§ SOAL TERTULIS 1: Sebutkan semua pola kesehatan mental menurut Hanna Djumhana Bastaman yang tercantum dalam penggalan dokumen tentang kesehatan mental.
§ SOAL TERTULIS 2: Ambillah dengan persis baris-baris catatan mulai dari awal catatan sampai baris yang memuat "- bottom-edge-shade: [32, 1062, 738, 1068]", termasuk baris tersebut.

§ PENGGALAN DOKUMEN:
━━━━━━

Mushtafa Fahmi membatasi pola salaby dengan makna kesehatan mental, yakni terhindarnya seseorang dari gejala neurosis dan psikosis. Sedangkan pola ijaby menggambarkan kesehatan mental sebagai kemampuan individu dalam penyesuaian terhadap diri sendiri dan terhadap lingkungan sosialnya. Secara empirik, hingga saat ini, pola ijaby memiliki cakupan yang lebih umum dan luas daripada pola salaby.

Secara lebih rinci, pola kesehatan mental menurut Hanna Djumhana Bastaman seperti yang dikutip dalam buku Nuansa-nuansa Psikologi Islam karya Abdul Mujib dan Jusuf Mudzakir terdiri dari empat yakni:

1. Pola simtomatis

2. Pola pengembangan diri

3. Pola pengembangan potensi

4. Pola agama

Hanna Djumhana memberikan deskripsi atau tanda dari mental yang sehat melalui empat pola ini. Pertama, seseorang yang terhindar dari gejala, keluhan, dan gangguan mental baik berupa neurosis maupun psikosis adalah orang yang bermental sehat berdasarkan neraca ukur dari pola simtomatis. Agaknya perbedaan antara neurosis maupun psikosis di sini dapat dipahami dengan ta’bir pernyataan dari WF. Marawis. Gangguan psikotik adalah gangguan yang diiringi dengan kehilangan rasa kenyataan (sense of reality) seperti waham, halusinasi, dan perilaku yang kacau. Sedangkan gangguan neurotik ditandai dengan kecemasan yang dialami atau dipersepsikan secara langsung, tapi tetap dapat diubah dengan mekanisme pembelaan atau pertahanan diri (self defense).

━━━━━━

§ CATATAN YANG DISEDIAKAN:

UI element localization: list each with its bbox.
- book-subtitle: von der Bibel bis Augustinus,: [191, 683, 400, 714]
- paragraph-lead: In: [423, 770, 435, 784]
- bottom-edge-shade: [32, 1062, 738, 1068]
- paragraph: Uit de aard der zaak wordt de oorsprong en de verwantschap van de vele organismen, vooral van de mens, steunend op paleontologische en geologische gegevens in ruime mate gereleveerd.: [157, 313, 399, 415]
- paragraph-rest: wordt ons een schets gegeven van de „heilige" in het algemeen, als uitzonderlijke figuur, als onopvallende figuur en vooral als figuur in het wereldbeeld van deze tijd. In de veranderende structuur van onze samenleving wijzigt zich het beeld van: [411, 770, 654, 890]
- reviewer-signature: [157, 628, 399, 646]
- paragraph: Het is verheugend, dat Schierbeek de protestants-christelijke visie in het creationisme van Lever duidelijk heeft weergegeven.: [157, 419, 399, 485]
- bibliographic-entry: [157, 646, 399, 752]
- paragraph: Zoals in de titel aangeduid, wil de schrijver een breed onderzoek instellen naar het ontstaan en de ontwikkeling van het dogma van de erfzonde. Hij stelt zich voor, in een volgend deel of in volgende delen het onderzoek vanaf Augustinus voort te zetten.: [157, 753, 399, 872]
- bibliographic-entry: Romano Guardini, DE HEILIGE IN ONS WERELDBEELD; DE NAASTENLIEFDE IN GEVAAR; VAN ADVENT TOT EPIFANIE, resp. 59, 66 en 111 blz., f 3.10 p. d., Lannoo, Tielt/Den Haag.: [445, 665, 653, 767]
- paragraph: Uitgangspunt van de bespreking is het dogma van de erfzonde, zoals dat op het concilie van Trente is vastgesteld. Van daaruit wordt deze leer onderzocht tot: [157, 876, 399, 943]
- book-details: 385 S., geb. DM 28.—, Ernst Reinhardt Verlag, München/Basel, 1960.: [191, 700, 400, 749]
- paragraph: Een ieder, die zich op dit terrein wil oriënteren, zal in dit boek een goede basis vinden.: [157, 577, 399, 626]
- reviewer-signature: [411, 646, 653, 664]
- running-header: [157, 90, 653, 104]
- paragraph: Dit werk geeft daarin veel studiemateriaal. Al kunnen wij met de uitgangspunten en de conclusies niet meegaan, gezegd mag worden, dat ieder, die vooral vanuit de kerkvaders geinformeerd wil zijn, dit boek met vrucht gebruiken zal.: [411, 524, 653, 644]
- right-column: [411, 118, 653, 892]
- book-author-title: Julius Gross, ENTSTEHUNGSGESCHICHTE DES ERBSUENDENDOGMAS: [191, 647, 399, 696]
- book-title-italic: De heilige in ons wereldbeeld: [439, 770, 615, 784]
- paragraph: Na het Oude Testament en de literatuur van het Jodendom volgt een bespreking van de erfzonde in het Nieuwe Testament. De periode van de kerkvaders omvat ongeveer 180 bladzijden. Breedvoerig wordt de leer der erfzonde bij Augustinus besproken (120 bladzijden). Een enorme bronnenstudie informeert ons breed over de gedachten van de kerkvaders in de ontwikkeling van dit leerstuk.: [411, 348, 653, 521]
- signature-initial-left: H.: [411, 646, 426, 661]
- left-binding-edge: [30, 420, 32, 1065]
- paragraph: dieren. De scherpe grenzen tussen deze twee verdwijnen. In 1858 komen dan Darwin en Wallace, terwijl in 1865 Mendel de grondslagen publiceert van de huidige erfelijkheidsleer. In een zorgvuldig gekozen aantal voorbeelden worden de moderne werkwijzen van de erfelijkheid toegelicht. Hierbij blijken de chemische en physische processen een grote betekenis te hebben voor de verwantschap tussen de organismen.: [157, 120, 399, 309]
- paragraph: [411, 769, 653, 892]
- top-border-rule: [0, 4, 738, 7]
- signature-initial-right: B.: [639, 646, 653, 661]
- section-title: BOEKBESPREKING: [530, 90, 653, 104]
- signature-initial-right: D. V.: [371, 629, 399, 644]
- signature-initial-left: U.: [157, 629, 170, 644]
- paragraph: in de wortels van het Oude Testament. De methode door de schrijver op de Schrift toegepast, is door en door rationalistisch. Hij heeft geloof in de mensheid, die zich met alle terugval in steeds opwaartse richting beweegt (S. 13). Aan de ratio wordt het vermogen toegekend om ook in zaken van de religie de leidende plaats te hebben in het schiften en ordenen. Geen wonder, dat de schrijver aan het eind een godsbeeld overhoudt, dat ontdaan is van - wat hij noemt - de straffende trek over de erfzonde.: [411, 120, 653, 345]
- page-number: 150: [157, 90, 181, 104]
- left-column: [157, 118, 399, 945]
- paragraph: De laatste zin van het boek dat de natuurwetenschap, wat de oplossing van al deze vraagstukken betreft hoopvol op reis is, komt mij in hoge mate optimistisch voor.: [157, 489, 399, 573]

━━━━━━

§ PENYELESAIAN TUGAS 1:
1. Pola simtomatis
2. Pola pengembangan diri
3. Pola pengembangan potensi
4. Pola agama

§ PENYELESAIAN TUGAS 2:
UI element localization: list each with its bbox.
- book-subtitle: von der Bibel bis Augustinus,: [191, 683, 400, 714]
- paragraph-lead: In: [423, 770, 435, 784]
- bottom-edge-shade: [32, 1062, 738, 1068]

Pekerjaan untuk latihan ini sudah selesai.